Exercises »
• A. Rewrite the economic incentives notes between "Rationality in Economics" and "unlimited cognitive resources.", inclusive, putting "financial gains" in place of "monetary gains".
• B. Continue the economic incentives notes from their last line onward.
Begin Source extract
Different Types of Economic Incentives

  • In a workplace setting (microeconomic level), employees are often motivated by various forms of economic incentives:
    • Flat Rate: A fixed amount of salary irrespective of performance.
    • Piece Rate: Pay based on the quantity of output produced.
    • Bonus: Additional rewards for excellent performance.
    • Relative Incentives: Rewards relative to the performance of others (competitive incentives).

Notes:

  • Question: What are the advantages / disadvantages of those incentives?

Rationality in Economics

  • Economic theories often assume rationality, implying that actors:
    • Are primarily driven by monetary gains (payoff maximization).
    • Act in self-interest.
    • Have unlimited cognitive resources.
  • Remark: In this, all factors can be translated into monetary terms.

Incentives often work well

  • Interest rates set by central banks.
  • Lower rates: Encourage borrowing and investing.
  • Higher rates: Slow down inflation and stabilize the economy.

Incentives can Backfire

  • In India during British rule, the British Government was concerned about the large number of venomous Cobras.
    • They offered a bounty for every dead cobra.
    • People started to breed cobras at home to sell them.
    • Once the government stopped the program, breeders released the cobras causing larger numbers than before.

Goodhart's Law

When a measure becomes a target, it ceases to be a good measure


Crowding Out

  • In Haifa (Israel) parents often got their kids late from day care.
    • This caused childcare workers frustration.
    • Idea: fine parents for getting their kids late.
    • The program was rolled out in some day cares and not others.
  • Traditional economic theory:
    • Less or at least equally many late parents.
    • BUT: The opposite happened, the number of late parents even increased.
    • After the fine was abolished, parents still were more late.
  • Extrinsic motivation can crowd out intrinsic motivation.

Notes:

  • Question: Why did that happen?
  • Gneezy & Rustichini (2000): A fine is a price.
End Source extract
Begin Records shown
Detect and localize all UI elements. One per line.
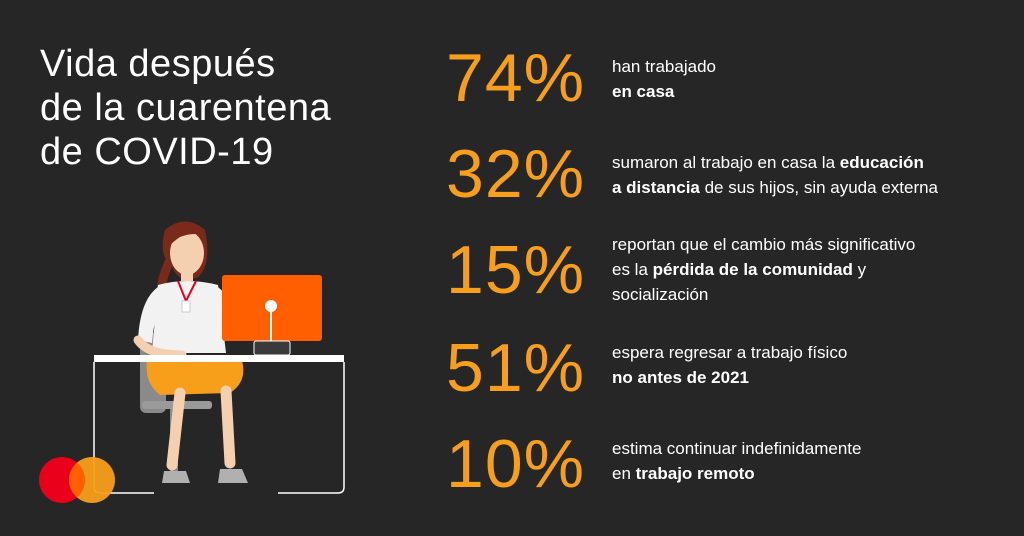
stat-item: 51% espera regresar a trabajo físico no a… [446,332,1006,412]
stat-percentage: 32% [446,136,586,212]
stat-description: estima continuar indefinidamente en traba… [612,436,1002,486]
stat-percentage: 74% [446,40,586,116]
stat-percentage: 51% [446,330,586,406]
stat-description: han trabajado en casa [612,54,1002,104]
stat-highlight-text: a distancia [612,178,700,197]
woman-at-desk-illustration [93,221,345,494]
stat-item: 74% han trabajado en casa [446,42,1006,122]
stat-description: reportan que el cambio más significativo… [612,232,1002,307]
stat-text: espera regresar a trabajo físico [612,343,848,362]
mastercard-logo [39,457,115,503]
stat-description: espera regresar a trabajo físico no antes… [612,340,1002,390]
title-line-1: Vida después [40,43,276,85]
stat-text: es la [612,260,653,279]
stat-item: 15% reportan que el cambio más significa… [446,234,1006,314]
stat-highlight-text: educación [839,153,924,172]
title-line-2: de la cuarentena [40,87,332,129]
stat-text: socialización [612,285,709,304]
stat-text: y [852,260,867,279]
stat-text: de sus hijos, sin ayuda externa [699,178,939,197]
title-line-3: de COVID-19 [40,131,274,173]
stat-text: sumaron al trabajo en casa la [612,153,840,172]
stat-percentage: 15% [446,232,586,308]
stat-highlight-text: trabajo remoto [635,464,755,483]
stat-item: 32% sumaron al trabajo en casa la educac… [446,138,1006,218]
stat-text: han trabajado [612,57,716,76]
stat-text: en [612,464,636,483]
stat-highlight-text: pérdida de la comunidad [652,260,853,279]
stat-text: estima continuar indefinidamente [612,439,862,458]
page-title: Vida después de la cuarentena de COVID-1… [40,42,331,174]
stat-percentage: 10% [446,426,586,502]
stat-text: reportan que el cambio más significativo [612,235,916,254]
stat-highlight-text: no antes de 2021 [612,368,750,387]
stat-description: sumaron al trabajo en casa la educación a… [612,150,1002,200]
stat-item: 10% estima continuar indefinidamente en t… [446,428,1006,508]
stat-highlight-text: en casa [612,82,675,101]
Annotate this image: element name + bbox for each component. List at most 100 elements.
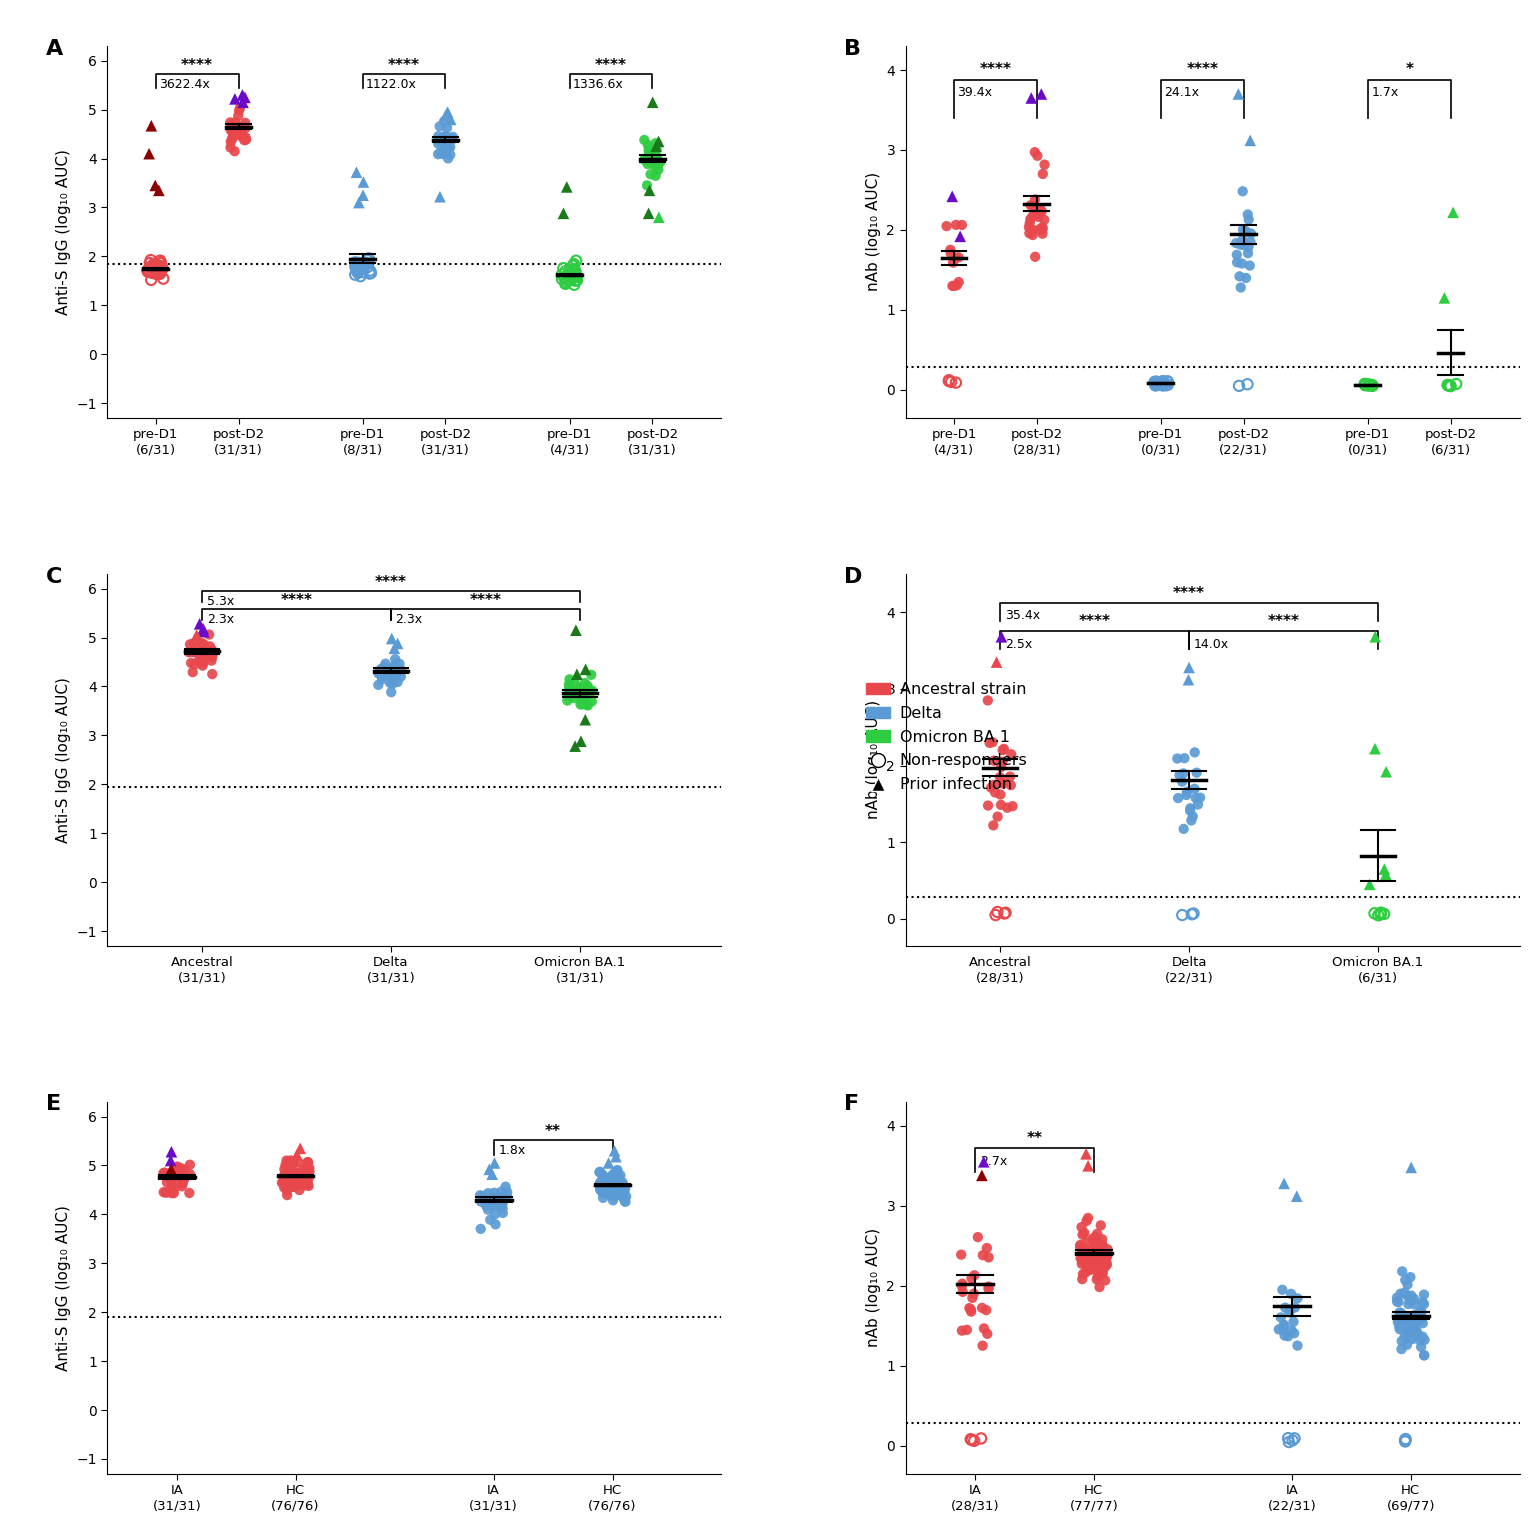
Point xyxy=(1019,204,1044,229)
Point xyxy=(230,91,255,115)
Point xyxy=(611,1170,635,1194)
Point xyxy=(1070,1236,1094,1260)
Point xyxy=(1392,1429,1417,1454)
Point xyxy=(164,1154,189,1179)
Point xyxy=(1276,1426,1300,1451)
Point xyxy=(477,1208,502,1233)
Point xyxy=(1282,1426,1306,1451)
Point xyxy=(292,1165,316,1190)
Point xyxy=(150,1160,175,1185)
Point xyxy=(147,258,172,282)
Point xyxy=(1394,1426,1418,1451)
Point xyxy=(609,1170,634,1194)
Point xyxy=(959,1299,984,1323)
Point xyxy=(950,1280,975,1305)
Point xyxy=(1145,371,1170,396)
Point xyxy=(229,118,253,143)
Point xyxy=(605,1173,629,1197)
Point xyxy=(605,1159,629,1183)
Point xyxy=(981,814,1005,838)
Point xyxy=(599,1174,623,1199)
Point xyxy=(1076,1153,1101,1177)
Point xyxy=(1362,901,1386,926)
Point xyxy=(1028,81,1053,106)
Point xyxy=(1394,1315,1418,1340)
Point xyxy=(1226,81,1251,106)
Point xyxy=(602,1160,626,1185)
Point xyxy=(1398,1306,1423,1331)
Point xyxy=(1269,1277,1294,1302)
Point xyxy=(272,1168,296,1193)
Point xyxy=(387,651,411,675)
Point xyxy=(436,127,460,152)
Point xyxy=(223,120,247,144)
Point xyxy=(1228,275,1253,299)
Point xyxy=(146,253,170,278)
Point xyxy=(1369,901,1394,926)
Point xyxy=(1094,1249,1119,1274)
Point xyxy=(430,140,454,164)
Point xyxy=(1090,1226,1114,1251)
Point xyxy=(1352,373,1377,398)
Point xyxy=(1071,1249,1096,1274)
Legend: Ancestral strain, Delta, Omicron BA.1, Non-responders, Prior infection: Ancestral strain, Delta, Omicron BA.1, N… xyxy=(860,675,1035,798)
Point xyxy=(1239,230,1263,255)
Point xyxy=(385,669,410,694)
Point xyxy=(1400,1306,1424,1331)
Point xyxy=(490,1191,514,1216)
Point xyxy=(1176,668,1200,692)
Point xyxy=(1411,1311,1435,1335)
Point xyxy=(603,1171,628,1196)
Y-axis label: nAb (log₁₀ AUC): nAb (log₁₀ AUC) xyxy=(866,1228,881,1348)
Point xyxy=(1395,1292,1420,1317)
Point xyxy=(637,140,662,164)
Point xyxy=(1225,250,1249,275)
Point xyxy=(588,1159,612,1183)
Point xyxy=(177,640,201,665)
Point xyxy=(1030,221,1055,246)
Point xyxy=(190,654,215,678)
Point xyxy=(430,130,454,155)
Point xyxy=(352,256,376,281)
Point xyxy=(1412,1343,1437,1368)
Point xyxy=(606,1167,631,1191)
Point xyxy=(600,1164,625,1188)
Point xyxy=(976,688,1001,712)
Point xyxy=(1070,1236,1094,1260)
Point xyxy=(635,173,660,198)
Point xyxy=(1372,901,1397,926)
Point xyxy=(1279,1282,1303,1306)
Point xyxy=(559,678,583,703)
Point xyxy=(1094,1245,1119,1269)
Point xyxy=(632,147,657,172)
Point xyxy=(190,617,215,642)
Point xyxy=(605,1182,629,1207)
Point xyxy=(1395,1319,1420,1343)
Point xyxy=(591,1179,616,1203)
Point xyxy=(434,130,459,155)
Point xyxy=(645,137,669,161)
Point xyxy=(379,666,404,691)
Point xyxy=(484,1213,508,1237)
Point xyxy=(282,1170,307,1194)
Point xyxy=(356,247,381,272)
Point xyxy=(568,675,593,700)
Point xyxy=(275,1165,299,1190)
Point xyxy=(637,138,662,163)
Point xyxy=(227,123,252,147)
Point xyxy=(1266,1317,1291,1342)
Point xyxy=(158,1148,183,1173)
Text: 5.3x: 5.3x xyxy=(207,596,233,608)
Point xyxy=(135,258,160,282)
Point xyxy=(589,1170,614,1194)
Point xyxy=(187,611,212,635)
Point xyxy=(1018,221,1042,246)
Point xyxy=(295,1162,319,1187)
Point xyxy=(141,252,166,276)
Text: ****: **** xyxy=(470,593,502,608)
Point xyxy=(600,1164,625,1188)
Point xyxy=(1148,371,1173,396)
Point xyxy=(433,123,457,147)
Point xyxy=(1441,200,1466,224)
Point xyxy=(569,686,594,711)
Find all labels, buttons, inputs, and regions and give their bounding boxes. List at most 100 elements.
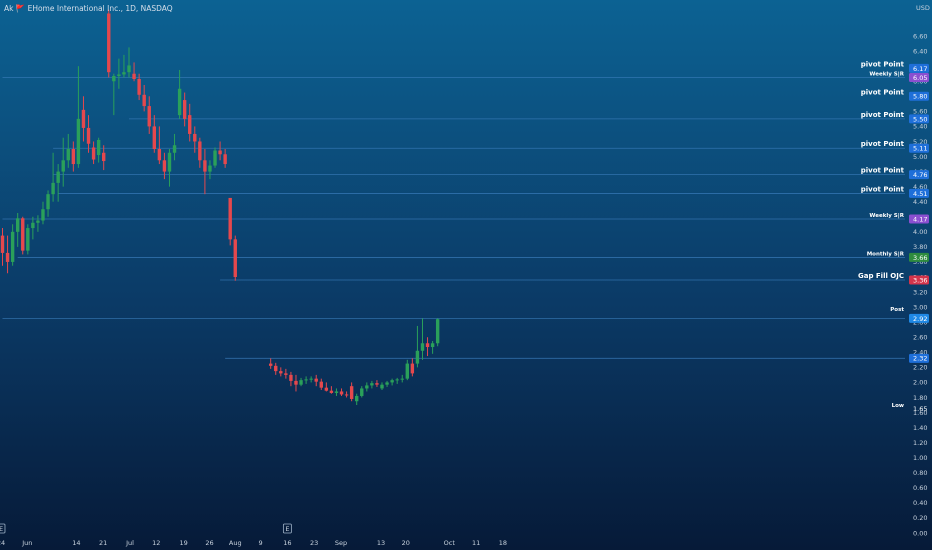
End Records shown
Results by task »
• A.
Rationality in Economics

  • Economic theories often assume rationality, implying that actors:
    • Are primarily driven by financial gains (payoff maximization).
    • Act in self-interest.
    • Have unlimited cognitive resources.

• B.
The Power of Intrinsic Incentives

  • Beyond monetary gain, people are also motivated by intrinsic factors.
    • Social preferences (Reciprocity, Fairness, Social Norms, Inequality Aversion, Altruism).
    • Personal morals, and deeply-held beliefs.
  • Economic models often fail to account for these motivations, leading to unexpected outcomes in real-world applications.

From Humans to Automated Agents

  • The digital age emphasizes the importance of automated actors in our economic systems.
  • Algorithms and bots, respond to incentives, often financial ones, automatically.
  • This shifts the application of incentives beyond a human context and into the realm of digital systems and automated processes.

Notes:

  • Still, not always financial incentives - reputation scores
  • While automated agents existed for a while, they become much more accessible for everybody due to blockchain technology
  • Your electric car might soon have a wallet that automatically pays for charging at a red light.
  • Or you might be able to pay for priority green lights.

Conclusion

  • Incentives continue to be fundamental to interactions in society, whether among humans or between automated systems.
  • As we understand more about incentives in different contexts, we can better design them to influence behavior effectively.
  • Intrinsic motivations remain important, but in certain contexts, like automated systems, monetary incentives also play a significant role.
  • The challenge is to balance these factors to achieve the desired outcomes.

Demand & Supply: The Pillars of Market Equilibrium

  • A common model to help predict and rationalize the price
    which emerges from a market.
  • Can be used to (gu)estimate the quantity
    of produced goods vs. their market prices.

Notes:

  • A famous artist dies and her art increases in price.
  • An unusually nice summer reduces hotel prices in popular vacations destinations.

Law of Demand: A Basic Principle

  • When prices increase, quantity demanded of a good (generally) decreases.

Notes:

  • Question: Anybody know exceptions?
  • Exception are "Veblen goods" where demand increases when price increases. These are typically luxury goods that signal something (e.g. status, reputation) in addition to being useful to consumption. Examples are jewelry, luxury cars, etc.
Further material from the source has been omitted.